WHAT YOU HAVE TO DO: Wherever the word "Emissionen" appears in a line, extract that line.

* START RECORDS FOR THE TASK *

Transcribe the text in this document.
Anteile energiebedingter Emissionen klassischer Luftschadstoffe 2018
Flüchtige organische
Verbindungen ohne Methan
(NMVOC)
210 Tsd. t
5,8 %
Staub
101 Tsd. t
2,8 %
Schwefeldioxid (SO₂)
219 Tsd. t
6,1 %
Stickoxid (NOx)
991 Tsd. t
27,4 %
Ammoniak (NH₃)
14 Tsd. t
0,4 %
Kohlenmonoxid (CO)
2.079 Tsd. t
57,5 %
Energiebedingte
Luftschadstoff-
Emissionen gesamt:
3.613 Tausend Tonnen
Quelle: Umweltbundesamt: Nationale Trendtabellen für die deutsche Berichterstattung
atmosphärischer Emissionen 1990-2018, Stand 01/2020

* END RECORDS FOR THE TASK *

OUTPUT OF THE EXERCISE:
Anteile energiebedingter Emissionen klassischer Luftschadstoffe 2018
Emissionen gesamt:
atmosphärischer Emissionen 1990-2018, Stand 01/2020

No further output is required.